INPUT FOR THIS TASK

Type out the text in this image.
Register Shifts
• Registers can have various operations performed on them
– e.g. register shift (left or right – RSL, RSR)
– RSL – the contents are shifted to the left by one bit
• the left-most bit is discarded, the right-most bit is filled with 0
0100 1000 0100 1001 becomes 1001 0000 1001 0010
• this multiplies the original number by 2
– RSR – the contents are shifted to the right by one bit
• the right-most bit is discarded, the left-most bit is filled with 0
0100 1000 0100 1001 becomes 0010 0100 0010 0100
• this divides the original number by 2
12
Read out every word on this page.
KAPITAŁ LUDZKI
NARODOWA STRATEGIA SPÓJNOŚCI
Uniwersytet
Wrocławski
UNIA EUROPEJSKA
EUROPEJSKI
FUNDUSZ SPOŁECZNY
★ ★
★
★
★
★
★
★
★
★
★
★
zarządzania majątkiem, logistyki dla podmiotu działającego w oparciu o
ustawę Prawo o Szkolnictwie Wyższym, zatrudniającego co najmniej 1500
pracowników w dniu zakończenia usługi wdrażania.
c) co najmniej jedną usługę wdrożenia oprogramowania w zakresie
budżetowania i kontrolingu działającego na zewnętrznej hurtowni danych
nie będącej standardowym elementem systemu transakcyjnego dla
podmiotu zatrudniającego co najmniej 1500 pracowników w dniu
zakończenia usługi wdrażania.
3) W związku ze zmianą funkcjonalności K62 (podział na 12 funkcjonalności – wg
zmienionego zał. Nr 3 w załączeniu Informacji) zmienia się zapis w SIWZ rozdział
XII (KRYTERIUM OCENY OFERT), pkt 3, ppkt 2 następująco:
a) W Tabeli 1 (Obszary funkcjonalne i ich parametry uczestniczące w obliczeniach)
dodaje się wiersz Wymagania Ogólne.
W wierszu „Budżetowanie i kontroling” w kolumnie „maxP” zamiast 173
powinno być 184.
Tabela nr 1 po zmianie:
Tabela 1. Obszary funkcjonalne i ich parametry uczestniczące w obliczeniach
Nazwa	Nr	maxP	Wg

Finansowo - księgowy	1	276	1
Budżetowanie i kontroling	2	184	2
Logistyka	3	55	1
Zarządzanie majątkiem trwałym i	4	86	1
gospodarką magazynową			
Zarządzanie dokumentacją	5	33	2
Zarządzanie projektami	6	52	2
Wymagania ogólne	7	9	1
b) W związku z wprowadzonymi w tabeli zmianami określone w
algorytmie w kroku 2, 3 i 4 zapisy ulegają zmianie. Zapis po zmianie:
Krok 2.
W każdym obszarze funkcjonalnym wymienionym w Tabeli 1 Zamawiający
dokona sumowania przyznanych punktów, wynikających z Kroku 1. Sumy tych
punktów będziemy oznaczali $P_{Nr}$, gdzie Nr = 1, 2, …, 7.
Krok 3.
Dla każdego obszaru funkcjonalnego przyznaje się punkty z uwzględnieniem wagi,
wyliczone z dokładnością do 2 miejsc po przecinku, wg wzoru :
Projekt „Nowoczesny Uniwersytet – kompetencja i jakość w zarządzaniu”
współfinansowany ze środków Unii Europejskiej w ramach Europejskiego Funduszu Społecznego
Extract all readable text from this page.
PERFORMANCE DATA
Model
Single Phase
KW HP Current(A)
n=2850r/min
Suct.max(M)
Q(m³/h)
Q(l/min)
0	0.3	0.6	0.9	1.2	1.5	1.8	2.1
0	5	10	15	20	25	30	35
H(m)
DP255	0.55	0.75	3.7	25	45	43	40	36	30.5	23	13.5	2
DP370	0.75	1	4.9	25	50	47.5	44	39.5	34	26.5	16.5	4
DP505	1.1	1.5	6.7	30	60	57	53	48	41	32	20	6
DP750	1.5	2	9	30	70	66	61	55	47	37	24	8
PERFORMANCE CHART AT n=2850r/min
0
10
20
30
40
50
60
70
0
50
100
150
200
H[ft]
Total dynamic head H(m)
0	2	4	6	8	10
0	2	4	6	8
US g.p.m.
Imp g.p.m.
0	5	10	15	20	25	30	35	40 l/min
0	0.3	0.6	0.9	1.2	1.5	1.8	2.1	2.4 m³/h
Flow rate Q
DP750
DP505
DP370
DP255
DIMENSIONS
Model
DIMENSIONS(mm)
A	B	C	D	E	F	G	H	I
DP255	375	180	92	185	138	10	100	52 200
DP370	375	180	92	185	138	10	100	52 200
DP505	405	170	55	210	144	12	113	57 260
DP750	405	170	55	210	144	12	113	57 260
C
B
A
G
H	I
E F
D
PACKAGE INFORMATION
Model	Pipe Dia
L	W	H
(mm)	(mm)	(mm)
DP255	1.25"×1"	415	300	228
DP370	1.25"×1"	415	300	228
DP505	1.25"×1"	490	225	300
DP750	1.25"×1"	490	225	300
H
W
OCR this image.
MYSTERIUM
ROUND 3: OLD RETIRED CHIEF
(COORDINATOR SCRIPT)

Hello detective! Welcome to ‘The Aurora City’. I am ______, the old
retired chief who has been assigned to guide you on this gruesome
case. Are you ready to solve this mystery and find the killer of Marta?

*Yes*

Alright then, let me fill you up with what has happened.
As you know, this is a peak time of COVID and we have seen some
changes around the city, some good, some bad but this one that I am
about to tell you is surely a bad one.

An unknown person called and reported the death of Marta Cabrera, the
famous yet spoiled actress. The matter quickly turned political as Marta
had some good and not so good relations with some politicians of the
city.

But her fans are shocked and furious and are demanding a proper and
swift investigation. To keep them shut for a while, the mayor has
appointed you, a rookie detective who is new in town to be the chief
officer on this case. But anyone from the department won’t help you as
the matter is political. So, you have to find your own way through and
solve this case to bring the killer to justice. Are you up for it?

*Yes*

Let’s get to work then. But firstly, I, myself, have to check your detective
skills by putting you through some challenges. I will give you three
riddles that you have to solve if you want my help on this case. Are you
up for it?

PROBLEM DETAILS
Using the entries above, return each line that includes the word "with".

WRITTEN RESPONSE
• the left-most bit is discarded, the right-most bit is filled with 0
• the right-most bit is discarded, the left-most bit is filled with 0
Alright then, let me fill you up with what has happened.
had some good and not so good relations with some politicians of the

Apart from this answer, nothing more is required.